“Addicts are the lepers of the 21st Century.” So said Dr. Garrett O’Connor in his keynote address at the September California Society of Addiction Medicine conference in Anaheim, California.
They are difficult. They break the law. They can be violent and dishonest. Their conduct affects everyone around them. It destroys families and relationships. Society shuns and incarcerates them. But the fact is that close to 50 years after the War on Drugs was declared, drugs are winning. We’re doing something wrong.
Dr. O’Connor’s address was entitled Recovery and Spirituality. As our nation has become more secular we have become in many ways less logical. The default response to these issues by civil society has been incarceration; the most expensive option, rather than compassion and treatment, the most sensible.
Once addiction takes hold of an individual most are helpless without spirituality and faith. Over 1,200 medical professionals listened to Dr. O’Connor’s address but the medical profession is in general skeptical of the spiritual.
However, the empirical evidence of the effect of spirituality in the treatment of illnesses including addiction is incontrovertible. Dr. Harold Koenig and others have done extensive work on understanding how stress affects the body and how many people with faith achieve significantly superior outcomes to illnesses than those without strong faith. In a study of 100 medical research papers in 2001 conducted by Dr. Koenig, 79% of those papers reported a significant positive association between religious involvement and improved well being. Dr John Graham has also written extensively on the subject.
In addiction medicine Alcoholics Anonymous and the Salvation Army’s programs are recognized as the most successful alcohol abuse treatment programs. Both recognize that the addict cannot kick their addiction on their own. It takes a higher power, which most of us call God, to grant the strength and will and fight the pain and anxiety. And yet as a society we refuse to recognize the importance of spirituality in recovery.
Last March, Saddleback Church and the Roman Catholic Diocese of Orange sponsored the Gathering on Mental Health, a call to the Church to provide effective and compassionate support to those faced with the challenges of mental illness and addiction. The first person many families turn to when faced with this trauma is often their pastor or other spiritual guide.
And yet in the high complex environment of dual or multiple diagnoses and the spectrum of addiction and mental illnesses, education is sadly lacking. Dealing with mental illness is difficult and with addiction even more so.
The stigma isolates the individual when they most need help. This stigma must be removed if we are to successfully address these deeply complex issues.Recovery is a long term process that never ends. So why is it that if we know Joe or Sally is in recovery that we cannot have compassion when they fall?

★ ★ ★ ★ ★

* _Questions to answer_:
[A] According to the article on addiction and spirituality, what share of the 100 medical research papers in Dr. Koenig's 2001 study reported a significant positive association between religious involvement and improved well being?
[B] Reproduce everything in the article on addiction and spirituality from "They are difficult." down to "of the spiritual.".
Work only from the article on addiction and spirituality.

★ ★ ★ ★ ★

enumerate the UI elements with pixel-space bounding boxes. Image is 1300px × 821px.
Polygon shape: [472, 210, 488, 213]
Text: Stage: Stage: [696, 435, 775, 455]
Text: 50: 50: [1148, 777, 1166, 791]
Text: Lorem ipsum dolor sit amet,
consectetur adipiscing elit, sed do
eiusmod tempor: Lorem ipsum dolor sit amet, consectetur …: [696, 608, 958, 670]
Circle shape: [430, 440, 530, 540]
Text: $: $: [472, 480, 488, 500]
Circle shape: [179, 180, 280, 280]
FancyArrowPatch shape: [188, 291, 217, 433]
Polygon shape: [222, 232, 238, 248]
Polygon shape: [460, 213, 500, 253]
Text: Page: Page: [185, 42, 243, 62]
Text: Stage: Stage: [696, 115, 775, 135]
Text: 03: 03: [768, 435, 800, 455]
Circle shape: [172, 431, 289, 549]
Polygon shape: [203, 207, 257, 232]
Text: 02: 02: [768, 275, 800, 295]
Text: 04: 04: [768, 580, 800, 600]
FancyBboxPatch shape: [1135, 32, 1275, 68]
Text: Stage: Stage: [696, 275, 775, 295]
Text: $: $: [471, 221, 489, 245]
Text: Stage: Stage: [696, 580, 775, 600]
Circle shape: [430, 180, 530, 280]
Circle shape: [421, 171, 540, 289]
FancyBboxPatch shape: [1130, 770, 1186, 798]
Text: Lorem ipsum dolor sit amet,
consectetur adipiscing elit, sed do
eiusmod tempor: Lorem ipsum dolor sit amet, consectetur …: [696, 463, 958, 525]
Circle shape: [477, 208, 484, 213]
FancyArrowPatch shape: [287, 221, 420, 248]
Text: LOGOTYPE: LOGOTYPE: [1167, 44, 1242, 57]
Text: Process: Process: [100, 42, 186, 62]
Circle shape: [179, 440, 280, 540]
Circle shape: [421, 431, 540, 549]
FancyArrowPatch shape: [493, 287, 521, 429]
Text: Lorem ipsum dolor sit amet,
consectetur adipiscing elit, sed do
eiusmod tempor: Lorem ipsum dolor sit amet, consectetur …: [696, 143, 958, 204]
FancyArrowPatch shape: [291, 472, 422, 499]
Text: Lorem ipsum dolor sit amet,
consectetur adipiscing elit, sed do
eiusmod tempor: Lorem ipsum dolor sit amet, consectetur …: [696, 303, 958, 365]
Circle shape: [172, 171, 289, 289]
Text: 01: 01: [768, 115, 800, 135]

★ ★ ★ ★ ★

* _Exercise responses_:
[A] 79% of them.

[B]
They are difficult. They break the law. They can be violent and dishonest. Their conduct affects everyone around them. It destroys families and relationships. Society shuns and incarcerates them. But the fact is that close to 50 years after the War on Drugs was declared, drugs are winning. We’re doing something wrong.
Dr. O’Connor’s address was entitled Recovery and Spirituality. As our nation has become more secular we have become in many ways less logical. The default response to these issues by civil society has been incarceration; the most expensive option, rather than compassion and treatment, the most sensible.
Once addiction takes hold of an individual most are helpless without spirituality and faith. Over 1,200 medical professionals listened to Dr. O’Connor’s address but the medical profession is in general skeptical of the spiritual.